Task directions: Print the entries in full, word for word, but not the pictures.

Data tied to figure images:

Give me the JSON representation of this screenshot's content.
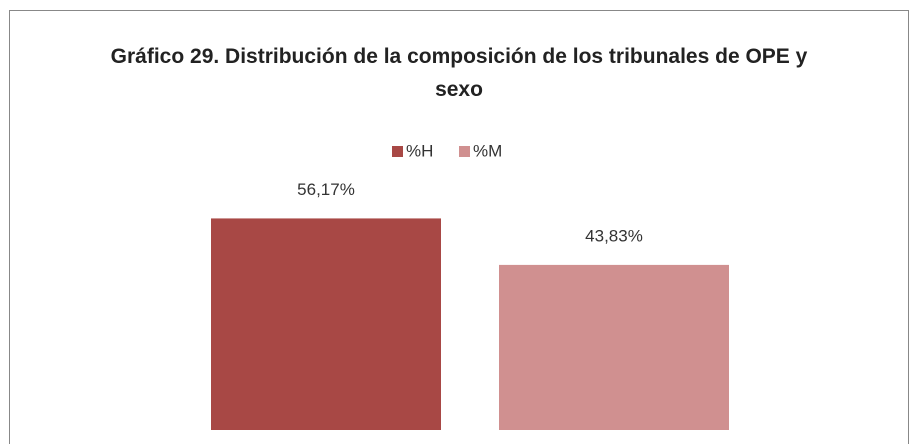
{
  "chart_data": {
    "type": "bar",
    "title": "Gráfico 29. Distribución de la composición de los tribunales de OPE y sexo",
    "categories": [
      null
    ],
    "series": [
      {
        "name": "%H",
        "color": "#a84845",
        "values": [
          56.17
        ],
        "value_labels": [
          "56,17%"
        ]
      },
      {
        "name": "%M",
        "color": "#d09090",
        "values": [
          43.83
        ],
        "value_labels": [
          "43,83%"
        ]
      }
    ],
    "ylim": [
      0,
      60
    ]
  }
}
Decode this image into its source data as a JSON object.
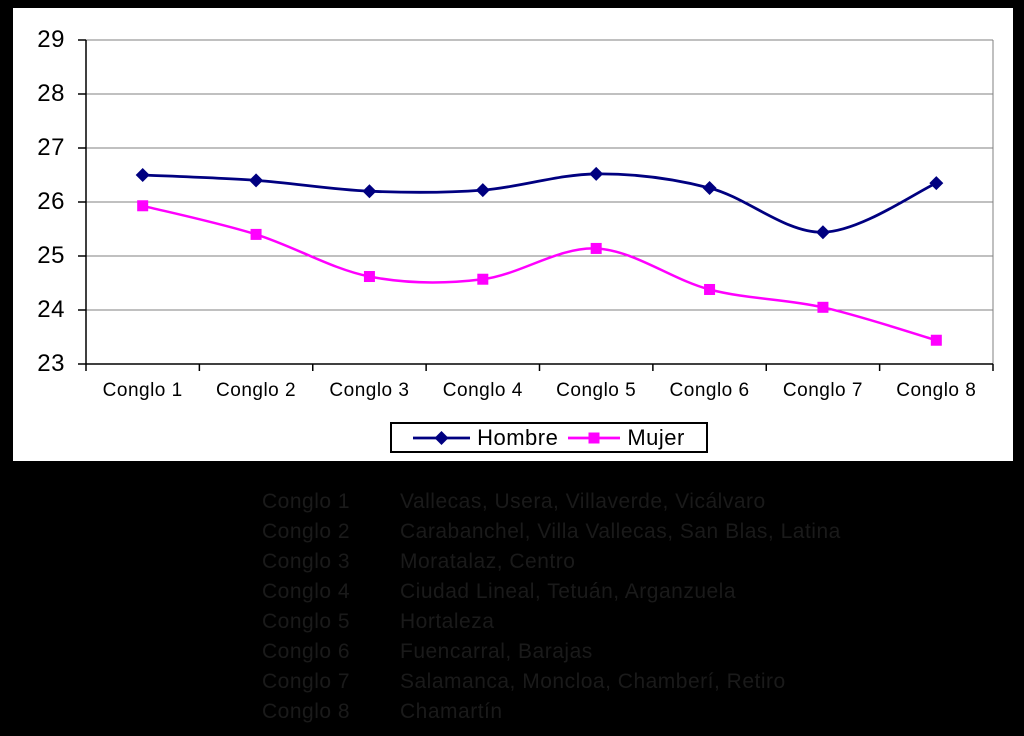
{
  "page": {
    "background": "#000000"
  },
  "chart_data": {
    "type": "line",
    "smoothed": true,
    "title": "",
    "xlabel": "",
    "ylabel": "",
    "categories": [
      "Conglo 1",
      "Conglo 2",
      "Conglo 3",
      "Conglo 4",
      "Conglo 5",
      "Conglo 6",
      "Conglo 7",
      "Conglo 8"
    ],
    "series": [
      {
        "name": "Hombre",
        "color": "#000080",
        "marker": "diamond",
        "line_width": 2.8,
        "values": [
          26.5,
          26.4,
          26.2,
          26.22,
          26.52,
          26.26,
          25.44,
          26.35
        ]
      },
      {
        "name": "Mujer",
        "color": "#FF00FF",
        "marker": "square",
        "line_width": 2.5,
        "values": [
          25.93,
          25.4,
          24.62,
          24.57,
          25.14,
          24.38,
          24.05,
          23.44
        ]
      }
    ],
    "ylim": [
      23,
      29
    ],
    "yticks": [
      29,
      28,
      27,
      26,
      25,
      24,
      23
    ],
    "grid": true,
    "gridline_color": "#808080",
    "axis_color": "#000000",
    "plot_background": "#FFFFFF",
    "legend_position": "bottom-center"
  },
  "legend": {
    "items": [
      {
        "label": "Hombre"
      },
      {
        "label": "Mujer"
      }
    ]
  },
  "footnotes": {
    "text_color": "#1a1a1a",
    "rows": [
      {
        "label": "Conglo 1",
        "value": "Vallecas, Usera, Villaverde, Vicálvaro"
      },
      {
        "label": "Conglo 2",
        "value": "Carabanchel, Villa Vallecas, San Blas, Latina"
      },
      {
        "label": "Conglo 3",
        "value": "Moratalaz, Centro"
      },
      {
        "label": "Conglo 4",
        "value": "Ciudad Lineal, Tetuán, Arganzuela"
      },
      {
        "label": "Conglo 5",
        "value": "Hortaleza"
      },
      {
        "label": "Conglo 6",
        "value": "Fuencarral, Barajas"
      },
      {
        "label": "Conglo 7",
        "value": "Salamanca, Moncloa, Chamberí, Retiro"
      },
      {
        "label": "Conglo 8",
        "value": "Chamartín"
      }
    ]
  }
}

Result of the exercise:
Give me the JSON representation of this screenshot's content.
{
  "chart_data": {
    "type": "bar",
    "title": "Gráfico 29. Distribución de la composición de los tribunales de OPE y sexo",
    "categories": [
      null
    ],
    "series": [
      {
        "name": "%H",
        "color": "#a84845",
        "values": [
          56.17
        ],
        "value_labels": [
          "56,17%"
        ]
      },
      {
        "name": "%M",
        "color": "#d09090",
        "values": [
          43.83
        ],
        "value_labels": [
          "43,83%"
        ]
      }
    ],
    "ylim": [
      0,
      60
    ]
  }
}
Decode this image into its source data as a JSON object.
{
  "page": {
    "background": "#000000"
  },
  "chart_data": {
    "type": "line",
    "smoothed": true,
    "title": "",
    "xlabel": "",
    "ylabel": "",
    "categories": [
      "Conglo 1",
      "Conglo 2",
      "Conglo 3",
      "Conglo 4",
      "Conglo 5",
      "Conglo 6",
      "Conglo 7",
      "Conglo 8"
    ],
    "series": [
      {
        "name": "Hombre",
        "color": "#000080",
        "marker": "diamond",
        "line_width": 2.8,
        "values": [
          26.5,
          26.4,
          26.2,
          26.22,
          26.52,
          26.26,
          25.44,
          26.35
        ]
      },
      {
        "name": "Mujer",
        "color": "#FF00FF",
        "marker": "square",
        "line_width": 2.5,
        "values": [
          25.93,
          25.4,
          24.62,
          24.57,
          25.14,
          24.38,
          24.05,
          23.44
        ]
      }
    ],
    "ylim": [
      23,
      29
    ],
    "yticks": [
      29,
      28,
      27,
      26,
      25,
      24,
      23
    ],
    "grid": true,
    "gridline_color": "#808080",
    "axis_color": "#000000",
    "plot_background": "#FFFFFF",
    "legend_position": "bottom-center"
  },
  "legend": {
    "items": [
      {
        "label": "Hombre"
      },
      {
        "label": "Mujer"
      }
    ]
  },
  "footnotes": {
    "text_color": "#1a1a1a",
    "rows": [
      {
        "label": "Conglo 1",
        "value": "Vallecas, Usera, Villaverde, Vicálvaro"
      },
      {
        "label": "Conglo 2",
        "value": "Carabanchel, Villa Vallecas, San Blas, Latina"
      },
      {
        "label": "Conglo 3",
        "value": "Moratalaz, Centro"
      },
      {
        "label": "Conglo 4",
        "value": "Ciudad Lineal, Tetuán, Arganzuela"
      },
      {
        "label": "Conglo 5",
        "value": "Hortaleza"
      },
      {
        "label": "Conglo 6",
        "value": "Fuencarral, Barajas"
      },
      {
        "label": "Conglo 7",
        "value": "Salamanca, Moncloa, Chamberí, Retiro"
      },
      {
        "label": "Conglo 8",
        "value": "Chamartín"
      }
    ]
  }
}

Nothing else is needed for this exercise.